:: SHORT EXERCISE 1 ::
According to the email below, in which workqueue does Thread A run?

- - -

From mboxrd@z Thu Jan  1 00:00:00 1970
From: ethan zhao <ethan.zhao@oracle.com>
Subject: Re: [PATCH] cpufreq: Set cpufreq_cpu_data to NULL before putting
 kobject
Date: Fri, 30 Jan 2015 11:46:16 +0800
Message-ID: <54CAFE88.2080508@oracle.com>
References: <ed8fd187687cb4ea9afd0bc32107ca5abf03e679.1422580135.git.viresh.kumar@linaro.org> <54CADEAE.2090305@oracle.com> <CAKohpo=uFZ0BwZ1FLSBpht3Yi1B73LpHDu00Rqk2P3TbzCYsoQ@mail.gmail.com> <54CAE80C.4060406@oracle.com> <CAKohponF_fqoDj_g4kZuoYa=gz9G_yRn67eJoWT6mnPkejWkjw@mail.gmail.com> <54CAEABB.4060508@oracle.com> <CAKohpomdf1eZveqw+GCzcuPJnW4BpMYqGebhRR5=mc0ome0vFg@mail.gmail.com>
Mime-Version: 1.0
Content-Type: text/plain; charset=UTF-8; format=flowed
Content-Transfer-Encoding: 7bit
Return-path: <stable-owner@vger.kernel.org>
In-Reply-To: <CAKohpomdf1eZveqw+GCzcuPJnW4BpMYqGebhRR5=mc0ome0vFg@mail.gmail.com>
Sender: stable-owner@vger.kernel.org
To: Viresh Kumar <viresh.kumar@linaro.org>
Cc: Rafael Wysocki <rjw@rjwysocki.net>, santosh shilimkar <santosh.shilimkar@oracle.com>, Linaro Kernel Mailman List <linaro-kernel@lists.linaro.org>, "linux-pm@vger.kernel.org" <linux-pm@vger.kernel.org>, "# 3.13.x" <stable@vger.kernel.org>
List-Id: linux-pm@vger.kernel.org


On 2015/1/30 11:14, Viresh Kumar wrote:
> On 30 January 2015 at 07:51, ethan zhao <ethan.zhao@oracle.com> wrote:
>>> My reasoning of why your observation doesn't fit here:
>>>
>>> Copying from your earlier mail..
>>>
>>>    Thread A: Workqueue: kacpi_notify
>>>
>>>    acpi_processor_notify()
>>>      acpi_processor_ppc_has_changed()
>>>            cpufreq_update_policy()
>>>              cpufreq_cpu_get()
>>>                kobject_get()
>>>
>>> This tries to increment the count and the warning you have mentioned
>>> happen because:
>>>
>>> WARN_ON_ONCE(atomic_inc_return(&kref->refcount) < 2);
>>>
>>> i.e. even after incrementing the count, it is < 2. Which I believe will be
>>> 1. Which means that we have tried to do kobject_get() on a kobject
>>> for which kobject_put() is already done.
>>>
>>>    Thread B: xenbus_thread()
>>>
>>>    xenbus_thread()

- - -

:: SHORT EXERCISE 2 ::
Please give the part of the records below that opens with their first line and closes with the line containing "shelter-name: 深渔村马官中心幼儿园应急避难场所 —" as a Markdown table with the columns Row and Line, one line per row and blank lines left out.

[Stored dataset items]

- - -

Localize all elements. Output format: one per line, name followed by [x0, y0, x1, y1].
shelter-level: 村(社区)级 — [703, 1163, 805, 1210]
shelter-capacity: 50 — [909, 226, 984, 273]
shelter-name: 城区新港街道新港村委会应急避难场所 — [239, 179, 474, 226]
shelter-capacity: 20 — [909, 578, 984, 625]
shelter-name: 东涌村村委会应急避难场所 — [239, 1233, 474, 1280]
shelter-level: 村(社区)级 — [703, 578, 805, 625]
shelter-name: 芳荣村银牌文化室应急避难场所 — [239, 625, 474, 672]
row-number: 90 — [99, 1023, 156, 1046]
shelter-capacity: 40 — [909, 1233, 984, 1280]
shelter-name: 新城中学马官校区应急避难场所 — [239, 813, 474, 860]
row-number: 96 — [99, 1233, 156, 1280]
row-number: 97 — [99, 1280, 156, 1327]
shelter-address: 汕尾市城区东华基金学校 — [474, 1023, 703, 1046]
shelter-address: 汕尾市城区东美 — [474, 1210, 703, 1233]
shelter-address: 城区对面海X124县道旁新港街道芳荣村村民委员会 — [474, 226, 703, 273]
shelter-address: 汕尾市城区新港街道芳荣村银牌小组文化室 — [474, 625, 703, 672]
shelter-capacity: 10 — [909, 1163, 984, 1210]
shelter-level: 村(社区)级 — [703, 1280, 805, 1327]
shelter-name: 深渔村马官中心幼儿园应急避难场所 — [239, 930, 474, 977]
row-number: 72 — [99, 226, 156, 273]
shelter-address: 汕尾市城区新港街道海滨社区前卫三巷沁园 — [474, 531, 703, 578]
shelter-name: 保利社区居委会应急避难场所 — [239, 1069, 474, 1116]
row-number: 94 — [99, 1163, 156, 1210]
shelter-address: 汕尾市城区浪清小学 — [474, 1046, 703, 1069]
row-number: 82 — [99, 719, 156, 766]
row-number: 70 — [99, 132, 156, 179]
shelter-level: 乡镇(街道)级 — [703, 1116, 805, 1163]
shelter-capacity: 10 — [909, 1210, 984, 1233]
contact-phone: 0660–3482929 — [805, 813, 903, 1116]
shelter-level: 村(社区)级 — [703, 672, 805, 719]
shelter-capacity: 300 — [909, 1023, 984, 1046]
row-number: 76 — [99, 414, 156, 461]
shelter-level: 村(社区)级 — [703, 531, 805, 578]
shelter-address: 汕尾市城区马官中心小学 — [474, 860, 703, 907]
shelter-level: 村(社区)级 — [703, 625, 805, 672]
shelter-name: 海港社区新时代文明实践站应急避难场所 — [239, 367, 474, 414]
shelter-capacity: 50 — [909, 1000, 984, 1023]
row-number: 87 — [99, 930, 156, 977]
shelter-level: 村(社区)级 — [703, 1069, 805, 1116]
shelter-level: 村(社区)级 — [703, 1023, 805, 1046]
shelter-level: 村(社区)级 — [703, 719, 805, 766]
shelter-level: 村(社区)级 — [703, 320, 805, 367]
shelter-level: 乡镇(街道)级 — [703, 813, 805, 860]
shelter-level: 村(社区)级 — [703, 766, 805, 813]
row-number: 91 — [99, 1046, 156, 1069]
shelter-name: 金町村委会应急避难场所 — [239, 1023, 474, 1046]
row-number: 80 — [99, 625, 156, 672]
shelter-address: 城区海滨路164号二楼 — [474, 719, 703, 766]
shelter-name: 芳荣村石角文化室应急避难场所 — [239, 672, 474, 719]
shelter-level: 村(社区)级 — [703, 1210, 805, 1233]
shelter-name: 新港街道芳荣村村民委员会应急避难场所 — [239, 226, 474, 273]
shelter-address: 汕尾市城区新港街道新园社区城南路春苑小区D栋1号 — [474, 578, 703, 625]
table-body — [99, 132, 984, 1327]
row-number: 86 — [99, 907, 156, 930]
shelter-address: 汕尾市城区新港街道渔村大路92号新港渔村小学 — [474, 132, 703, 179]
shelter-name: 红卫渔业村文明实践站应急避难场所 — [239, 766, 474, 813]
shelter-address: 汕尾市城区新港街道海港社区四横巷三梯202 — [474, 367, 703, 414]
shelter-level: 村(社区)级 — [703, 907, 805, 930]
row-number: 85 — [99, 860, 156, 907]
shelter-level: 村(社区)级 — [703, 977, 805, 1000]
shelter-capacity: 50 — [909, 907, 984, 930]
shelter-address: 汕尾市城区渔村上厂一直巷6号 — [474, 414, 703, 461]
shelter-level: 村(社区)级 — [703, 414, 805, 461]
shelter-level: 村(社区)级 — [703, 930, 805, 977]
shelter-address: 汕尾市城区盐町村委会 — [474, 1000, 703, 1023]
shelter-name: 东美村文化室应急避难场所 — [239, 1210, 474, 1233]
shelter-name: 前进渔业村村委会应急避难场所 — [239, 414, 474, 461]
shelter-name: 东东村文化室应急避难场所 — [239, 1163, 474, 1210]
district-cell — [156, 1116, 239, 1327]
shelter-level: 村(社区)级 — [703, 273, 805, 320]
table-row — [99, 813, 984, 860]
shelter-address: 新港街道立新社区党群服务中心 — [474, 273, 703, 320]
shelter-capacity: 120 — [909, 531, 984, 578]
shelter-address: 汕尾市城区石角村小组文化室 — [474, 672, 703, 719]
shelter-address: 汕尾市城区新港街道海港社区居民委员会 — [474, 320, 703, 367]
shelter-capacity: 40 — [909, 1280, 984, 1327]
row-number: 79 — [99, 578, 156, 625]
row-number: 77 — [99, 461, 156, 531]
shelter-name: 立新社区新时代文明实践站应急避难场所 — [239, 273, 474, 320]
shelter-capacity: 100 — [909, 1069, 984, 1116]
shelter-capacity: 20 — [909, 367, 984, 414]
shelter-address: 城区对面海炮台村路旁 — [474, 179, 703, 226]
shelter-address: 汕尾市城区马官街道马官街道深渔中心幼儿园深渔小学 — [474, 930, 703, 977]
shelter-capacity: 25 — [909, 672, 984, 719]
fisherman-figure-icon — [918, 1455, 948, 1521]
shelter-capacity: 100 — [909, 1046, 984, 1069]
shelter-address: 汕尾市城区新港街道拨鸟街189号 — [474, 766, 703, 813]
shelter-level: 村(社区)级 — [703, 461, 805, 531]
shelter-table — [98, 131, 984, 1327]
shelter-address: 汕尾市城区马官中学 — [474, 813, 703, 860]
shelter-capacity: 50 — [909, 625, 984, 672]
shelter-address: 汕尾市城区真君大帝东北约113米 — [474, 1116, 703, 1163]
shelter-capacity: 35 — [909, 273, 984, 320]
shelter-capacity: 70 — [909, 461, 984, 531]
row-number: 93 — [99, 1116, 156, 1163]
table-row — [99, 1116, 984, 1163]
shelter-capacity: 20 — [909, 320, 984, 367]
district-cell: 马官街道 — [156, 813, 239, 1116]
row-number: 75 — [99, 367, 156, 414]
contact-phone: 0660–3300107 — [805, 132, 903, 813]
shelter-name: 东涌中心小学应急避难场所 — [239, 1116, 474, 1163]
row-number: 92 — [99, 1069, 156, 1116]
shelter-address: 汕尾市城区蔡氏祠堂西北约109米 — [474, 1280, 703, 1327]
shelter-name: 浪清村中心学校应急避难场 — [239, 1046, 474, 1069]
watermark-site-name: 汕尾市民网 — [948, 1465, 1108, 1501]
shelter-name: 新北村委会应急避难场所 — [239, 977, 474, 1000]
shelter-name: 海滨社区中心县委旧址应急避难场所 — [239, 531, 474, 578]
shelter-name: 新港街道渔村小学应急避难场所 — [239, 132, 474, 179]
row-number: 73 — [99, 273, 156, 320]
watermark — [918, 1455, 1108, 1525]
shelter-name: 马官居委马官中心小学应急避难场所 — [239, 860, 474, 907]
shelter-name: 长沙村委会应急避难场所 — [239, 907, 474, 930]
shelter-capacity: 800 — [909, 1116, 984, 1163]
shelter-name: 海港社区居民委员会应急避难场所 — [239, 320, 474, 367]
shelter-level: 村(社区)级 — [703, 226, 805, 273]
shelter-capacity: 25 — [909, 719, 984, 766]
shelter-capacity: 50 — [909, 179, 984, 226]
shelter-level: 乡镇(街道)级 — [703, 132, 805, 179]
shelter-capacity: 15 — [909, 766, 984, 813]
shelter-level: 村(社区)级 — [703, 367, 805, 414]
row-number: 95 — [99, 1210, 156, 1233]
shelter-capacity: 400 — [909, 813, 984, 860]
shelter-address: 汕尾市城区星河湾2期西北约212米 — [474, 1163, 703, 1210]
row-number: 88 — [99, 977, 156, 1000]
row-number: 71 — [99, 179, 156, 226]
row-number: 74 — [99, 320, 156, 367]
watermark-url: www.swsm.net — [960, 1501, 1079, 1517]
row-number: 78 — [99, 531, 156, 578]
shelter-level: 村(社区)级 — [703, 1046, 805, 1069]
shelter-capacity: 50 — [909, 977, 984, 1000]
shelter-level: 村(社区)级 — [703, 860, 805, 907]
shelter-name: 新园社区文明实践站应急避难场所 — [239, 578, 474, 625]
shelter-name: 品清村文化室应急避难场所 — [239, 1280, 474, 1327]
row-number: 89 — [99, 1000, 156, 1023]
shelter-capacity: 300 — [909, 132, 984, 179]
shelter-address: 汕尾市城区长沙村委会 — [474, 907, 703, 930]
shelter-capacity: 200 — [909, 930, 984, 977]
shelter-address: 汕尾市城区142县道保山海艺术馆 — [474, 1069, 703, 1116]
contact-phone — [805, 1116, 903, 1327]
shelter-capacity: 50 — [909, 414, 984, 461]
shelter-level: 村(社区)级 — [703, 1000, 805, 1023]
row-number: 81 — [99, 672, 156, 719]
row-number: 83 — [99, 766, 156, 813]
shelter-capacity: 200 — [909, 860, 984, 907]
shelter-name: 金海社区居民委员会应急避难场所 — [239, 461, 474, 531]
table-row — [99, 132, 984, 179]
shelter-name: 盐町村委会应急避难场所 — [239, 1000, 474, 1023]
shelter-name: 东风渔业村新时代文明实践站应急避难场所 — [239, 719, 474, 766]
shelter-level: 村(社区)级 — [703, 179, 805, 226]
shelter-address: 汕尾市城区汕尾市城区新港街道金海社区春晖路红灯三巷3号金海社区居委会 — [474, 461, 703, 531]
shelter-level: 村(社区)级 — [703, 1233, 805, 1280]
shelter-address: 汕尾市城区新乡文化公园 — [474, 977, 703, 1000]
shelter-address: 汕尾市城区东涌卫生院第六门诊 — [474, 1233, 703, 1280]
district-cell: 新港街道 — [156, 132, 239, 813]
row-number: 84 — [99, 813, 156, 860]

- - -

:: COMPLETE OUTPUT 1 ::
kacpi_notify

:: COMPLETE OUTPUT 2 ::
| Row | Line |
|---|---|
| 1 | Localize all elements. Output format: one per line, name followed by [x0, y0, x1, y1]. |
| 2 | shelter-level: 村(社区)级 — [703, 1163, 805, 1210] |
| 3 | shelter-capacity: 50 — [909, 226, 984, 273] |
| 4 | shelter-name: 城区新港街道新港村委会应急避难场所 — [239, 179, 474, 226] |
| 5 | shelter-capacity: 20 — [909, 578, 984, 625] |
| 6 | shelter-name: 东涌村村委会应急避难场所 — [239, 1233, 474, 1280] |
| 7 | shelter-level: 村(社区)级 — [703, 578, 805, 625] |
| 8 | shelter-name: 芳荣村银牌文化室应急避难场所 — [239, 625, 474, 672] |
| 9 | row-number: 90 — [99, 1023, 156, 1046] |
| 10 | shelter-capacity: 40 — [909, 1233, 984, 1280] |
| 11 | shelter-name: 新城中学马官校区应急避难场所 — [239, 813, 474, 860] |
| 12 | row-number: 96 — [99, 1233, 156, 1280] |
| 13 | row-number: 97 — [99, 1280, 156, 1327] |
| 14 | shelter-address: 汕尾市城区东华基金学校 — [474, 1023, 703, 1046] |
| 15 | shelter-address: 汕尾市城区东美 — [474, 1210, 703, 1233] |
| 16 | shelter-address: 城区对面海X124县道旁新港街道芳荣村村民委员会 — [474, 226, 703, 273] |
| 17 | shelter-address: 汕尾市城区新港街道芳荣村银牌小组文化室 — [474, 625, 703, 672] |
| 18 | shelter-capacity: 10 — [909, 1163, 984, 1210] |
| 19 | shelter-level: 村(社区)级 — [703, 1280, 805, 1327] |
| 20 | shelter-name: 深渔村马官中心幼儿园应急避难场所 — [239, 930, 474, 977] |